Raw records:
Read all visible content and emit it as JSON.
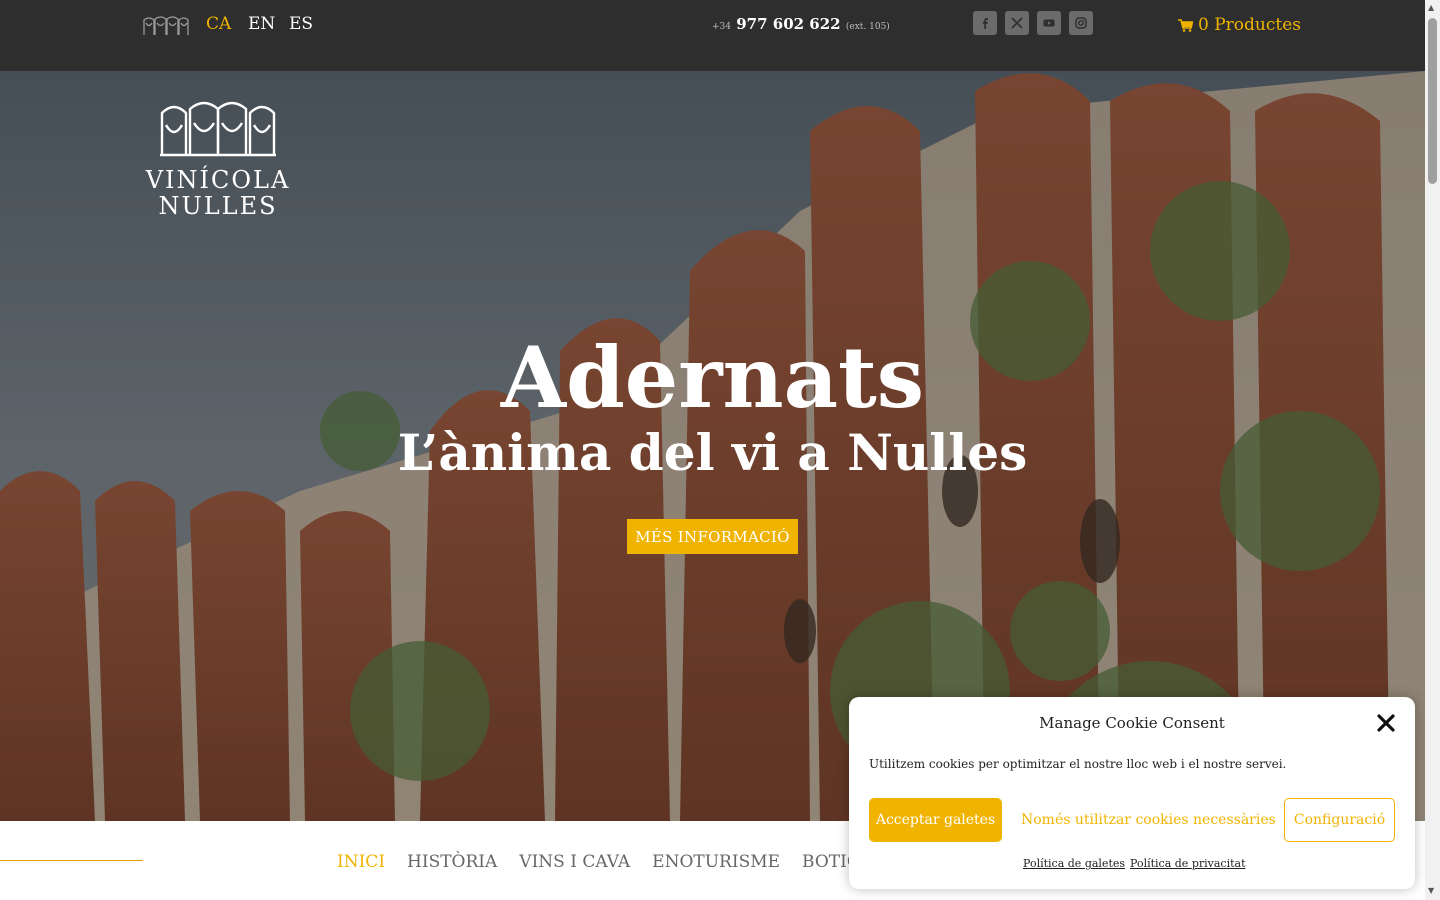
{
  "topbar": {
    "languages": [
      {
        "code": "CA",
        "active": true
      },
      {
        "code": "EN",
        "active": false
      },
      {
        "code": "ES",
        "active": false
      }
    ],
    "phone_prefix": "+34",
    "phone_number": "977 602 622",
    "phone_ext": "(ext. 105)",
    "social_icons": [
      "facebook-icon",
      "x-icon",
      "youtube-icon",
      "instagram-icon"
    ],
    "cart_label": "0 Productes"
  },
  "logo": {
    "line1": "VINÍCOLA",
    "line2": "NULLES"
  },
  "hero": {
    "title": "Adernats",
    "subtitle": "L’ànima del vi a Nulles",
    "button_label": "MÉS INFORMACIÓ"
  },
  "nav": {
    "items": [
      "INICI",
      "HISTÒRIA",
      "VINS I CAVA",
      "ENOTURISME",
      "BOTIGA ON-LINE"
    ],
    "active_index": 0
  },
  "cookie": {
    "title": "Manage Cookie Consent",
    "text": "Utilitzem cookies per optimitzar el nostre lloc web i el nostre servei.",
    "accept_label": "Acceptar galetes",
    "necessary_label": "Només utilitzar cookies necessàries",
    "config_label": "Configuració",
    "link_cookies": "Política de galetes",
    "link_privacy": "Política de privacitat"
  },
  "colors": {
    "accent": "#f0b400",
    "topbar": "#2e2e2e",
    "nav_text": "#666666"
  }
}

(Exercise directions)
Copy out every line of the material above exactly, skipping the pictures.

(Finished exercise)
Read all visible content and emit it as JSON.
{
  "topbar": {
    "languages": [
      {
        "code": "CA",
        "active": true
      },
      {
        "code": "EN",
        "active": false
      },
      {
        "code": "ES",
        "active": false
      }
    ],
    "phone_prefix": "+34",
    "phone_number": "977 602 622",
    "phone_ext": "(ext. 105)",
    "social_icons": [
      "facebook-icon",
      "x-icon",
      "youtube-icon",
      "instagram-icon"
    ],
    "cart_label": "0 Productes"
  },
  "logo": {
    "line1": "VINÍCOLA",
    "line2": "NULLES"
  },
  "hero": {
    "title": "Adernats",
    "subtitle": "L’ànima del vi a Nulles",
    "button_label": "MÉS INFORMACIÓ"
  },
  "nav": {
    "items": [
      "INICI",
      "HISTÒRIA",
      "VINS I CAVA",
      "ENOTURISME",
      "BOTIGA ON-LINE"
    ],
    "active_index": 0
  },
  "cookie": {
    "title": "Manage Cookie Consent",
    "text": "Utilitzem cookies per optimitzar el nostre lloc web i el nostre servei.",
    "accept_label": "Acceptar galetes",
    "necessary_label": "Només utilitzar cookies necessàries",
    "config_label": "Configuració",
    "link_cookies": "Política de galetes",
    "link_privacy": "Política de privacitat"
  },
  "colors": {
    "accent": "#f0b400",
    "topbar": "#2e2e2e",
    "nav_text": "#666666"
  }
}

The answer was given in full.